***** RAW RECORDS *****

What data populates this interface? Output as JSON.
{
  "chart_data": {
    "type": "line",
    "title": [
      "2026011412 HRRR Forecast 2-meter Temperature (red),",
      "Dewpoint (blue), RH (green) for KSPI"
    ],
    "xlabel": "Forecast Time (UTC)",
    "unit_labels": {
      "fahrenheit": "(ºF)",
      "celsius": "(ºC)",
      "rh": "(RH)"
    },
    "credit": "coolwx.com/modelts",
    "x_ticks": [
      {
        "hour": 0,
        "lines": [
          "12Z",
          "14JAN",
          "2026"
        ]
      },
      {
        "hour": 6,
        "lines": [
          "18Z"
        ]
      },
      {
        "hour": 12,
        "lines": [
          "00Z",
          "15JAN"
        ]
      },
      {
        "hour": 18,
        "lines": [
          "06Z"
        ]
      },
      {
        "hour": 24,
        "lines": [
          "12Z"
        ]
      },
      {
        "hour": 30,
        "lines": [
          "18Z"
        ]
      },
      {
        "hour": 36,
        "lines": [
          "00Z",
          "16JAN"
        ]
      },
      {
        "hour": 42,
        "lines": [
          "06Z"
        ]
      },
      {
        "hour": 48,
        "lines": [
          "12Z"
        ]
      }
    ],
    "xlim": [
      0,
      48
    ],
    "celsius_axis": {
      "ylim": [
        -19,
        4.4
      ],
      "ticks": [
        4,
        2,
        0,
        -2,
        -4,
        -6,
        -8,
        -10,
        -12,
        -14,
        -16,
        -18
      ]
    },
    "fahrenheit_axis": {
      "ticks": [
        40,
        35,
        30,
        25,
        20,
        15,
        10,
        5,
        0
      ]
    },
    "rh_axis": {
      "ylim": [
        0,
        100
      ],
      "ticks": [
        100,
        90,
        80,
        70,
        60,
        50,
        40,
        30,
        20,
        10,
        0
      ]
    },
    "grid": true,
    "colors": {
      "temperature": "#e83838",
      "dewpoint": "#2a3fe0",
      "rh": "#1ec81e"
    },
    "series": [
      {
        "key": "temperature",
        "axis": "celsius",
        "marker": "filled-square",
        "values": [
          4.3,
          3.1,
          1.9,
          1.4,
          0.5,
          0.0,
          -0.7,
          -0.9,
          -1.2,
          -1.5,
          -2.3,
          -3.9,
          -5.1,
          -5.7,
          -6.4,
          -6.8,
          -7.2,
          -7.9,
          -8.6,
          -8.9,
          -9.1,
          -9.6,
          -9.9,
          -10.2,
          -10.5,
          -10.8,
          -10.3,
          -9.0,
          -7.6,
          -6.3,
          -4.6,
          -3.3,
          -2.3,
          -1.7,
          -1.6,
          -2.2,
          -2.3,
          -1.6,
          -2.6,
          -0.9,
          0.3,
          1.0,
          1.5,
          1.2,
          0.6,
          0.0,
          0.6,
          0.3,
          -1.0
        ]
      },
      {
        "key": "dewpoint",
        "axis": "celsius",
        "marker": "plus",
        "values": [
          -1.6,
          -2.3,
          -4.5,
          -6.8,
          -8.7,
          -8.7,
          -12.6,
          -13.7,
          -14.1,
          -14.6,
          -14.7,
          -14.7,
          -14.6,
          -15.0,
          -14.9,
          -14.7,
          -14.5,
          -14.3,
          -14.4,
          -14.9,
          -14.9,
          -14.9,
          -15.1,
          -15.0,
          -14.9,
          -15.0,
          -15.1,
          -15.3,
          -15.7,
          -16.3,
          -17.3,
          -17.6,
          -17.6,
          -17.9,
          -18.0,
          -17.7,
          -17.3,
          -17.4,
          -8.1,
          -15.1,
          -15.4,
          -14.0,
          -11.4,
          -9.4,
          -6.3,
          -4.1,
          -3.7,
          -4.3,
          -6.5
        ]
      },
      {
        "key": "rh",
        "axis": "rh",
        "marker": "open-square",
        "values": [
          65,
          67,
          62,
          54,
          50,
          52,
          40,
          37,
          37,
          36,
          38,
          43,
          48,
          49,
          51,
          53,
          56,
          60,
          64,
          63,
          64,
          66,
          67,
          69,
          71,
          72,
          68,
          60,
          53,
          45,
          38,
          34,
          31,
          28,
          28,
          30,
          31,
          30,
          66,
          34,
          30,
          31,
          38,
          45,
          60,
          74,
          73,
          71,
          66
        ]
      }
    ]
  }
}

*****

**TASK TO CARRY OUT**. Retype the entries exactly, including every line.

**WRITTEN RESPONSE**.
What data populates this interface? Output as JSON.
{
  "chart_data": {
    "type": "line",
    "title": [
      "2026011412 HRRR Forecast 2-meter Temperature (red),",
      "Dewpoint (blue), RH (green) for KSPI"
    ],
    "xlabel": "Forecast Time (UTC)",
    "unit_labels": {
      "fahrenheit": "(ºF)",
      "celsius": "(ºC)",
      "rh": "(RH)"
    },
    "credit": "coolwx.com/modelts",
    "x_ticks": [
      {
        "hour": 0,
        "lines": [
          "12Z",
          "14JAN",
          "2026"
        ]
      },
      {
        "hour": 6,
        "lines": [
          "18Z"
        ]
      },
      {
        "hour": 12,
        "lines": [
          "00Z",
          "15JAN"
        ]
      },
      {
        "hour": 18,
        "lines": [
          "06Z"
        ]
      },
      {
        "hour": 24,
        "lines": [
          "12Z"
        ]
      },
      {
        "hour": 30,
        "lines": [
          "18Z"
        ]
      },
      {
        "hour": 36,
        "lines": [
          "00Z",
          "16JAN"
        ]
      },
      {
        "hour": 42,
        "lines": [
          "06Z"
        ]
      },
      {
        "hour": 48,
        "lines": [
          "12Z"
        ]
      }
    ],
    "xlim": [
      0,
      48
    ],
    "celsius_axis": {
      "ylim": [
        -19,
        4.4
      ],
      "ticks": [
        4,
        2,
        0,
        -2,
        -4,
        -6,
        -8,
        -10,
        -12,
        -14,
        -16,
        -18
      ]
    },
    "fahrenheit_axis": {
      "ticks": [
        40,
        35,
        30,
        25,
        20,
        15,
        10,
        5,
        0
      ]
    },
    "rh_axis": {
      "ylim": [
        0,
        100
      ],
      "ticks": [
        100,
        90,
        80,
        70,
        60,
        50,
        40,
        30,
        20,
        10,
        0
      ]
    },
    "grid": true,
    "colors": {
      "temperature": "#e83838",
      "dewpoint": "#2a3fe0",
      "rh": "#1ec81e"
    },
    "series": [
      {
        "key": "temperature",
        "axis": "celsius",
        "marker": "filled-square",
        "values": [
          4.3,
          3.1,
          1.9,
          1.4,
          0.5,
          0.0,
          -0.7,
          -0.9,
          -1.2,
          -1.5,
          -2.3,
          -3.9,
          -5.1,
          -5.7,
          -6.4,
          -6.8,
          -7.2,
          -7.9,
          -8.6,
          -8.9,
          -9.1,
          -9.6,
          -9.9,
          -10.2,
          -10.5,
          -10.8,
          -10.3,
          -9.0,
          -7.6,
          -6.3,
          -4.6,
          -3.3,
          -2.3,
          -1.7,
          -1.6,
          -2.2,
          -2.3,
          -1.6,
          -2.6,
          -0.9,
          0.3,
          1.0,
          1.5,
          1.2,
          0.6,
          0.0,
          0.6,
          0.3,
          -1.0
        ]
      },
      {
        "key": "dewpoint",
        "axis": "celsius",
        "marker": "plus",
        "values": [
          -1.6,
          -2.3,
          -4.5,
          -6.8,
          -8.7,
          -8.7,
          -12.6,
          -13.7,
          -14.1,
          -14.6,
          -14.7,
          -14.7,
          -14.6,
          -15.0,
          -14.9,
          -14.7,
          -14.5,
          -14.3,
          -14.4,
          -14.9,
          -14.9,
          -14.9,
          -15.1,
          -15.0,
          -14.9,
          -15.0,
          -15.1,
          -15.3,
          -15.7,
          -16.3,
          -17.3,
          -17.6,
          -17.6,
          -17.9,
          -18.0,
          -17.7,
          -17.3,
          -17.4,
          -8.1,
          -15.1,
          -15.4,
          -14.0,
          -11.4,
          -9.4,
          -6.3,
          -4.1,
          -3.7,
          -4.3,
          -6.5
        ]
      },
      {
        "key": "rh",
        "axis": "rh",
        "marker": "open-square",
        "values": [
          65,
          67,
          62,
          54,
          50,
          52,
          40,
          37,
          37,
          36,
          38,
          43,
          48,
          49,
          51,
          53,
          56,
          60,
          64,
          63,
          64,
          66,
          67,
          69,
          71,
          72,
          68,
          60,
          53,
          45,
          38,
          34,
          31,
          28,
          28,
          30,
          31,
          30,
          66,
          34,
          30,
          31,
          38,
          45,
          60,
          74,
          73,
          71,
          66
        ]
      }
    ]
  }
}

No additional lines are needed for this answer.